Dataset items
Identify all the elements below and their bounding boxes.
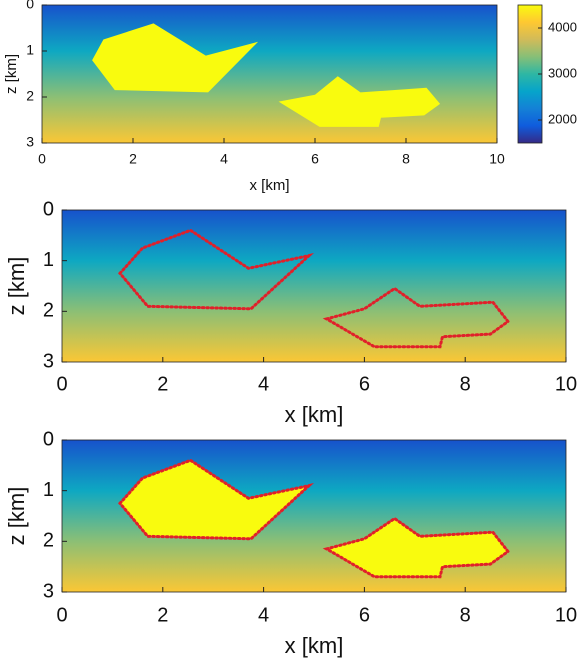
y-tick-label: 2: [43, 530, 54, 552]
anomaly-body: [118, 228, 315, 311]
y-tick-label: 0: [43, 198, 54, 220]
x-tick-label: 0: [56, 373, 67, 395]
x-tick-label: 10: [555, 604, 577, 626]
anomaly-body: [118, 458, 315, 541]
x-tick-label: 4: [258, 604, 269, 626]
y-axis-label: z [km]: [4, 487, 29, 546]
x-tick-label: 6: [311, 151, 319, 167]
x-tick-label: 8: [460, 604, 471, 626]
y-tick-label: 0: [43, 428, 54, 450]
plot-frame: [61, 209, 567, 363]
y-tick-label: 2: [43, 300, 54, 322]
anomaly-body: [322, 516, 511, 579]
x-tick-label: 0: [56, 604, 67, 626]
y-tick-label: 3: [43, 350, 54, 372]
x-tick-label: 4: [220, 151, 228, 167]
x-tick-label: 10: [489, 151, 505, 167]
colorbar-tick-label: 4000: [548, 19, 577, 34]
background-field: [62, 210, 566, 362]
x-tick-label: 6: [359, 604, 370, 626]
x-tick-label: 6: [359, 373, 370, 395]
y-tick-label: 0: [26, 0, 34, 12]
y-tick-label: 2: [26, 88, 34, 104]
colorbar-tick-label: 2000: [548, 111, 577, 126]
x-axis-label: x [km]: [285, 402, 344, 427]
y-tick-label: 1: [43, 249, 54, 271]
plot-frame: [41, 4, 498, 144]
x-tick-label: 0: [38, 151, 46, 167]
colorbar-tick-label: 3000: [548, 65, 577, 80]
y-tick-label: 3: [43, 580, 54, 602]
x-tick-label: 2: [157, 373, 168, 395]
plot-frame: [61, 439, 567, 593]
x-tick-label: 8: [460, 373, 471, 395]
y-tick-label: 1: [26, 42, 34, 58]
x-axis-label: x [km]: [250, 177, 290, 194]
x-tick-label: 8: [402, 151, 410, 167]
y-axis-label: z [km]: [3, 54, 20, 94]
x-tick-label: 10: [555, 373, 577, 395]
anomaly-body: [92, 23, 259, 93]
x-tick-label: 2: [157, 604, 168, 626]
anomaly-body: [278, 76, 441, 127]
x-tick-label: 4: [258, 373, 269, 395]
x-tick-label: 2: [129, 151, 137, 167]
y-axis-label: z [km]: [4, 257, 29, 316]
y-tick-label: 3: [26, 134, 34, 150]
y-tick-label: 1: [43, 479, 54, 501]
anomaly-body: [322, 286, 511, 349]
x-axis-label: x [km]: [285, 633, 344, 658]
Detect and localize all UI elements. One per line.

What is asked
Transcribe every line of the data above word for word, omitting the pictures.

Correct answer
Identify all the elements below and their bounding boxes.
y-tick-label: 2: [43, 530, 54, 552]
anomaly-body: [118, 228, 315, 311]
y-tick-label: 0: [43, 198, 54, 220]
x-tick-label: 0: [56, 373, 67, 395]
x-tick-label: 10: [555, 604, 577, 626]
anomaly-body: [118, 458, 315, 541]
x-tick-label: 4: [258, 604, 269, 626]
y-axis-label: z [km]: [4, 487, 29, 546]
x-tick-label: 6: [311, 151, 319, 167]
x-tick-label: 8: [460, 604, 471, 626]
y-tick-label: 0: [43, 428, 54, 450]
plot-frame: [61, 209, 567, 363]
y-tick-label: 2: [43, 300, 54, 322]
anomaly-body: [322, 516, 511, 579]
x-tick-label: 0: [56, 604, 67, 626]
y-tick-label: 3: [43, 350, 54, 372]
x-tick-label: 4: [220, 151, 228, 167]
x-tick-label: 10: [489, 151, 505, 167]
colorbar-tick-label: 4000: [548, 19, 577, 34]
background-field: [62, 210, 566, 362]
x-tick-label: 6: [359, 604, 370, 626]
x-tick-label: 6: [359, 373, 370, 395]
y-tick-label: 0: [26, 0, 34, 12]
y-tick-label: 2: [26, 88, 34, 104]
colorbar-tick-label: 2000: [548, 111, 577, 126]
x-axis-label: x [km]: [285, 402, 344, 427]
y-tick-label: 1: [43, 249, 54, 271]
plot-frame: [41, 4, 498, 144]
x-tick-label: 0: [38, 151, 46, 167]
colorbar-tick-label: 3000: [548, 65, 577, 80]
y-tick-label: 3: [43, 580, 54, 602]
x-tick-label: 2: [157, 373, 168, 395]
plot-frame: [61, 439, 567, 593]
x-tick-label: 8: [460, 373, 471, 395]
y-tick-label: 1: [26, 42, 34, 58]
x-axis-label: x [km]: [250, 177, 290, 194]
x-tick-label: 8: [402, 151, 410, 167]
y-axis-label: z [km]: [3, 54, 20, 94]
x-tick-label: 10: [555, 373, 577, 395]
anomaly-body: [92, 23, 259, 93]
x-tick-label: 2: [157, 604, 168, 626]
anomaly-body: [278, 76, 441, 127]
x-tick-label: 4: [258, 373, 269, 395]
x-tick-label: 2: [129, 151, 137, 167]
y-axis-label: z [km]: [4, 257, 29, 316]
y-tick-label: 3: [26, 134, 34, 150]
y-tick-label: 1: [43, 479, 54, 501]
anomaly-body: [322, 286, 511, 349]
x-axis-label: x [km]: [285, 633, 344, 658]
Detect and localize all UI elements. One per line.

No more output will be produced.